What you have to do
Print the data exactly, leaving nothing out.

============================================================

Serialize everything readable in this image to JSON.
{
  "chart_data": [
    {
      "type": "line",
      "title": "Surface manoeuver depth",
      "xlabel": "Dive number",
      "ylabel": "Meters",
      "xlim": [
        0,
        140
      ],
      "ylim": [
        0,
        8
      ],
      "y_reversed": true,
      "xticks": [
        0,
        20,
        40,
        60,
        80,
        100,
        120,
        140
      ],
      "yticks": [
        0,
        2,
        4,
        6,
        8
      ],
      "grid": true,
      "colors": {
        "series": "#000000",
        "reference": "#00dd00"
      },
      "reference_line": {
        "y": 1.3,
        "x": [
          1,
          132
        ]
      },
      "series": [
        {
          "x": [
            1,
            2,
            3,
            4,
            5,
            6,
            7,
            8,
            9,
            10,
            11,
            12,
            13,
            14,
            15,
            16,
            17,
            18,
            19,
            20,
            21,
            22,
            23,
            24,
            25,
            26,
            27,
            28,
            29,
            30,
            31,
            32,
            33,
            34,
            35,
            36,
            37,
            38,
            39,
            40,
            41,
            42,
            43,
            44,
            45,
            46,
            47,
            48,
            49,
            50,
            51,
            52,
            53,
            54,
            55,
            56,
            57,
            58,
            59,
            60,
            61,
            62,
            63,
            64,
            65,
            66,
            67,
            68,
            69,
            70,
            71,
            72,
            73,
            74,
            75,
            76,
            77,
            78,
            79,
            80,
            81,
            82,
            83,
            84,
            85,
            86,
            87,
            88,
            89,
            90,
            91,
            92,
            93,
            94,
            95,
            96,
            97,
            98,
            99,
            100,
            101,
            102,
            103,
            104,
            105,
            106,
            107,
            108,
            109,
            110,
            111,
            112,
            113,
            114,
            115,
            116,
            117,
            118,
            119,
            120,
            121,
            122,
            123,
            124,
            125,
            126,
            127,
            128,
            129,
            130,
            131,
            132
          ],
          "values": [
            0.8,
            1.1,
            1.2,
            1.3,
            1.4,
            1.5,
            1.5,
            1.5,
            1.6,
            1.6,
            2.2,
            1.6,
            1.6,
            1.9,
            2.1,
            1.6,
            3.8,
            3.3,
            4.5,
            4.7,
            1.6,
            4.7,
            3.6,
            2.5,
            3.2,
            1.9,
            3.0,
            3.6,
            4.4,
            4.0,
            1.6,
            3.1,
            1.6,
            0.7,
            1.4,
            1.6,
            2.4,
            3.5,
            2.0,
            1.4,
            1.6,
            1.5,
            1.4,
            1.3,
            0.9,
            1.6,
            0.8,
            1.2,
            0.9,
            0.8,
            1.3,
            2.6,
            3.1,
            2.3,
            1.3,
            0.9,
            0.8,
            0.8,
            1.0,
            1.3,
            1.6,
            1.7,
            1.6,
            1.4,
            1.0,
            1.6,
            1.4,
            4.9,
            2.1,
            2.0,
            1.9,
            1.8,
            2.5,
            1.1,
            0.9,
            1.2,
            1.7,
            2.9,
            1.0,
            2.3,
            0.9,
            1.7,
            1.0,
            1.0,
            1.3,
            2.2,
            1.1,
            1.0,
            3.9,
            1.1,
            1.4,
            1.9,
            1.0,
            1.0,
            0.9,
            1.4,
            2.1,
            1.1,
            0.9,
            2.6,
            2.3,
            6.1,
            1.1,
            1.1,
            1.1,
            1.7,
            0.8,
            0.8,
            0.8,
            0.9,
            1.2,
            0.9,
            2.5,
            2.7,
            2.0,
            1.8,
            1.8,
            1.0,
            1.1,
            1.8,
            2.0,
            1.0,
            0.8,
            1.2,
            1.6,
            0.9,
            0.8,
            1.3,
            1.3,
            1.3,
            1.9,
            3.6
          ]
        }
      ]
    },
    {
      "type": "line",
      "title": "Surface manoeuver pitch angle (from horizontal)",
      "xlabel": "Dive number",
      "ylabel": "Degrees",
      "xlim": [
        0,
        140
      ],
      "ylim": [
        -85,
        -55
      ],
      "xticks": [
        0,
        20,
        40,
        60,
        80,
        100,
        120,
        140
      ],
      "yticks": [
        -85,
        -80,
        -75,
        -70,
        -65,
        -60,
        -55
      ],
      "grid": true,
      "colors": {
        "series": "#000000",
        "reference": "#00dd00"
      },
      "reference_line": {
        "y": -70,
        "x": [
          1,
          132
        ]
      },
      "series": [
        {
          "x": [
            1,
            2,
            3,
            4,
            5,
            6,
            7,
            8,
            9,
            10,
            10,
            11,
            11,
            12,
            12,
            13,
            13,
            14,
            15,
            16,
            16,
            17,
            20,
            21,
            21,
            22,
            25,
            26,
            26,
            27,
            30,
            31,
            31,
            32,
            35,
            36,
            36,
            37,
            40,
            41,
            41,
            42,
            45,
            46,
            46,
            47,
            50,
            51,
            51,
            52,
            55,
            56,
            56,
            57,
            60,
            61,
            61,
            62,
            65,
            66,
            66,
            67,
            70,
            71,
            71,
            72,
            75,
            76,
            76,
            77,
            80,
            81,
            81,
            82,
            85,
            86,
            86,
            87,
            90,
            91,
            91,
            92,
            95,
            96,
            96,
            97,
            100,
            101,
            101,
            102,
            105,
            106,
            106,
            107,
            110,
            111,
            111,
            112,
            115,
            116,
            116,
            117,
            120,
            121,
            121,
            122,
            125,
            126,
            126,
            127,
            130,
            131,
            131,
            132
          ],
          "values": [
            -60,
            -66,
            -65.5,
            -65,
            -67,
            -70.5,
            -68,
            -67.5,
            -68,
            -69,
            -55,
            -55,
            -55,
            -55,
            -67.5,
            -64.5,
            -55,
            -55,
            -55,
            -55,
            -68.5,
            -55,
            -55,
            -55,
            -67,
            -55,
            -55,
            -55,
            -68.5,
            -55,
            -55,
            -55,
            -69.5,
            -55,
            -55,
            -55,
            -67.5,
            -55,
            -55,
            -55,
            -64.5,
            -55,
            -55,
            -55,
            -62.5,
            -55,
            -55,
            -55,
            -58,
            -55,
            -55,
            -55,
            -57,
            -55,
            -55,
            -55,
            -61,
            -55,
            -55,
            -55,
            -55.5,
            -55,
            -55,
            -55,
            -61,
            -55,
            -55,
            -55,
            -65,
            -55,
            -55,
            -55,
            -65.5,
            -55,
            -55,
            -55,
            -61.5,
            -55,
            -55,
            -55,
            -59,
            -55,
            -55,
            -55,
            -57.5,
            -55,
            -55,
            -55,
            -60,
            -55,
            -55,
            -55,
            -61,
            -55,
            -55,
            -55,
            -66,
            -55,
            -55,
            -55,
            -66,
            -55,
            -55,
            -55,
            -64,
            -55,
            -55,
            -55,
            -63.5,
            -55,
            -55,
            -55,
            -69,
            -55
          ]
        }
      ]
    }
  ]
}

============================================================

Written answer
Serialize everything readable in this image to JSON.
{
  "chart_data": [
    {
      "type": "line",
      "title": "Surface manoeuver depth",
      "xlabel": "Dive number",
      "ylabel": "Meters",
      "xlim": [
        0,
        140
      ],
      "ylim": [
        0,
        8
      ],
      "y_reversed": true,
      "xticks": [
        0,
        20,
        40,
        60,
        80,
        100,
        120,
        140
      ],
      "yticks": [
        0,
        2,
        4,
        6,
        8
      ],
      "grid": true,
      "colors": {
        "series": "#000000",
        "reference": "#00dd00"
      },
      "reference_line": {
        "y": 1.3,
        "x": [
          1,
          132
        ]
      },
      "series": [
        {
          "x": [
            1,
            2,
            3,
            4,
            5,
            6,
            7,
            8,
            9,
            10,
            11,
            12,
            13,
            14,
            15,
            16,
            17,
            18,
            19,
            20,
            21,
            22,
            23,
            24,
            25,
            26,
            27,
            28,
            29,
            30,
            31,
            32,
            33,
            34,
            35,
            36,
            37,
            38,
            39,
            40,
            41,
            42,
            43,
            44,
            45,
            46,
            47,
            48,
            49,
            50,
            51,
            52,
            53,
            54,
            55,
            56,
            57,
            58,
            59,
            60,
            61,
            62,
            63,
            64,
            65,
            66,
            67,
            68,
            69,
            70,
            71,
            72,
            73,
            74,
            75,
            76,
            77,
            78,
            79,
            80,
            81,
            82,
            83,
            84,
            85,
            86,
            87,
            88,
            89,
            90,
            91,
            92,
            93,
            94,
            95,
            96,
            97,
            98,
            99,
            100,
            101,
            102,
            103,
            104,
            105,
            106,
            107,
            108,
            109,
            110,
            111,
            112,
            113,
            114,
            115,
            116,
            117,
            118,
            119,
            120,
            121,
            122,
            123,
            124,
            125,
            126,
            127,
            128,
            129,
            130,
            131,
            132
          ],
          "values": [
            0.8,
            1.1,
            1.2,
            1.3,
            1.4,
            1.5,
            1.5,
            1.5,
            1.6,
            1.6,
            2.2,
            1.6,
            1.6,
            1.9,
            2.1,
            1.6,
            3.8,
            3.3,
            4.5,
            4.7,
            1.6,
            4.7,
            3.6,
            2.5,
            3.2,
            1.9,
            3.0,
            3.6,
            4.4,
            4.0,
            1.6,
            3.1,
            1.6,
            0.7,
            1.4,
            1.6,
            2.4,
            3.5,
            2.0,
            1.4,
            1.6,
            1.5,
            1.4,
            1.3,
            0.9,
            1.6,
            0.8,
            1.2,
            0.9,
            0.8,
            1.3,
            2.6,
            3.1,
            2.3,
            1.3,
            0.9,
            0.8,
            0.8,
            1.0,
            1.3,
            1.6,
            1.7,
            1.6,
            1.4,
            1.0,
            1.6,
            1.4,
            4.9,
            2.1,
            2.0,
            1.9,
            1.8,
            2.5,
            1.1,
            0.9,
            1.2,
            1.7,
            2.9,
            1.0,
            2.3,
            0.9,
            1.7,
            1.0,
            1.0,
            1.3,
            2.2,
            1.1,
            1.0,
            3.9,
            1.1,
            1.4,
            1.9,
            1.0,
            1.0,
            0.9,
            1.4,
            2.1,
            1.1,
            0.9,
            2.6,
            2.3,
            6.1,
            1.1,
            1.1,
            1.1,
            1.7,
            0.8,
            0.8,
            0.8,
            0.9,
            1.2,
            0.9,
            2.5,
            2.7,
            2.0,
            1.8,
            1.8,
            1.0,
            1.1,
            1.8,
            2.0,
            1.0,
            0.8,
            1.2,
            1.6,
            0.9,
            0.8,
            1.3,
            1.3,
            1.3,
            1.9,
            3.6
          ]
        }
      ]
    },
    {
      "type": "line",
      "title": "Surface manoeuver pitch angle (from horizontal)",
      "xlabel": "Dive number",
      "ylabel": "Degrees",
      "xlim": [
        0,
        140
      ],
      "ylim": [
        -85,
        -55
      ],
      "xticks": [
        0,
        20,
        40,
        60,
        80,
        100,
        120,
        140
      ],
      "yticks": [
        -85,
        -80,
        -75,
        -70,
        -65,
        -60,
        -55
      ],
      "grid": true,
      "colors": {
        "series": "#000000",
        "reference": "#00dd00"
      },
      "reference_line": {
        "y": -70,
        "x": [
          1,
          132
        ]
      },
      "series": [
        {
          "x": [
            1,
            2,
            3,
            4,
            5,
            6,
            7,
            8,
            9,
            10,
            10,
            11,
            11,
            12,
            12,
            13,
            13,
            14,
            15,
            16,
            16,
            17,
            20,
            21,
            21,
            22,
            25,
            26,
            26,
            27,
            30,
            31,
            31,
            32,
            35,
            36,
            36,
            37,
            40,
            41,
            41,
            42,
            45,
            46,
            46,
            47,
            50,
            51,
            51,
            52,
            55,
            56,
            56,
            57,
            60,
            61,
            61,
            62,
            65,
            66,
            66,
            67,
            70,
            71,
            71,
            72,
            75,
            76,
            76,
            77,
            80,
            81,
            81,
            82,
            85,
            86,
            86,
            87,
            90,
            91,
            91,
            92,
            95,
            96,
            96,
            97,
            100,
            101,
            101,
            102,
            105,
            106,
            106,
            107,
            110,
            111,
            111,
            112,
            115,
            116,
            116,
            117,
            120,
            121,
            121,
            122,
            125,
            126,
            126,
            127,
            130,
            131,
            131,
            132
          ],
          "values": [
            -60,
            -66,
            -65.5,
            -65,
            -67,
            -70.5,
            -68,
            -67.5,
            -68,
            -69,
            -55,
            -55,
            -55,
            -55,
            -67.5,
            -64.5,
            -55,
            -55,
            -55,
            -55,
            -68.5,
            -55,
            -55,
            -55,
            -67,
            -55,
            -55,
            -55,
            -68.5,
            -55,
            -55,
            -55,
            -69.5,
            -55,
            -55,
            -55,
            -67.5,
            -55,
            -55,
            -55,
            -64.5,
            -55,
            -55,
            -55,
            -62.5,
            -55,
            -55,
            -55,
            -58,
            -55,
            -55,
            -55,
            -57,
            -55,
            -55,
            -55,
            -61,
            -55,
            -55,
            -55,
            -55.5,
            -55,
            -55,
            -55,
            -61,
            -55,
            -55,
            -55,
            -65,
            -55,
            -55,
            -55,
            -65.5,
            -55,
            -55,
            -55,
            -61.5,
            -55,
            -55,
            -55,
            -59,
            -55,
            -55,
            -55,
            -57.5,
            -55,
            -55,
            -55,
            -60,
            -55,
            -55,
            -55,
            -61,
            -55,
            -55,
            -55,
            -66,
            -55,
            -55,
            -55,
            -66,
            -55,
            -55,
            -55,
            -64,
            -55,
            -55,
            -55,
            -63.5,
            -55,
            -55,
            -55,
            -69,
            -55
          ]
        }
      ]
    }
  ]
}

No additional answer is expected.